- _Exercise requirements_: Every line below must be reproduced exactly. Copy them all.

___ Data section ___

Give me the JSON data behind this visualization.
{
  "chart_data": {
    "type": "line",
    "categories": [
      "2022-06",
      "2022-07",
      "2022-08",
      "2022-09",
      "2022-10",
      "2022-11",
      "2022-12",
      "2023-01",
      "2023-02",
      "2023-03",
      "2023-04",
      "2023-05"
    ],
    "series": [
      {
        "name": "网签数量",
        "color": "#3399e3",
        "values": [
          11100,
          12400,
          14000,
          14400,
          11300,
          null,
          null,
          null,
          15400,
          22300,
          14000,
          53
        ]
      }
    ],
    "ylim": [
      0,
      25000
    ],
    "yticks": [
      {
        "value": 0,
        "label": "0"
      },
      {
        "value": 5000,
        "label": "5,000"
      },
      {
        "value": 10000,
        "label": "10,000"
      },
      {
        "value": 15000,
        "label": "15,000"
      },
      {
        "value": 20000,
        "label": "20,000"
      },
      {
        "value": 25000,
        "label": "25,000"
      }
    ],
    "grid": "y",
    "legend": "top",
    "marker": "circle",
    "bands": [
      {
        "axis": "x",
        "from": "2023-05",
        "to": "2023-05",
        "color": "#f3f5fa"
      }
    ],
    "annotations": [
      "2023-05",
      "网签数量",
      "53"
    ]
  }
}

___

- _Solution_:
Give me the JSON data behind this visualization.
{
  "chart_data": {
    "type": "line",
    "categories": [
      "2022-06",
      "2022-07",
      "2022-08",
      "2022-09",
      "2022-10",
      "2022-11",
      "2022-12",
      "2023-01",
      "2023-02",
      "2023-03",
      "2023-04",
      "2023-05"
    ],
    "series": [
      {
        "name": "网签数量",
        "color": "#3399e3",
        "values": [
          11100,
          12400,
          14000,
          14400,
          11300,
          null,
          null,
          null,
          15400,
          22300,
          14000,
          53
        ]
      }
    ],
    "ylim": [
      0,
      25000
    ],
    "yticks": [
      {
        "value": 0,
        "label": "0"
      },
      {
        "value": 5000,
        "label": "5,000"
      },
      {
        "value": 10000,
        "label": "10,000"
      },
      {
        "value": 15000,
        "label": "15,000"
      },
      {
        "value": 20000,
        "label": "20,000"
      },
      {
        "value": 25000,
        "label": "25,000"
      }
    ],
    "grid": "y",
    "legend": "top",
    "marker": "circle",
    "bands": [
      {
        "axis": "x",
        "from": "2023-05",
        "to": "2023-05",
        "color": "#f3f5fa"
      }
    ],
    "annotations": [
      "2023-05",
      "网签数量",
      "53"
    ]
  }
}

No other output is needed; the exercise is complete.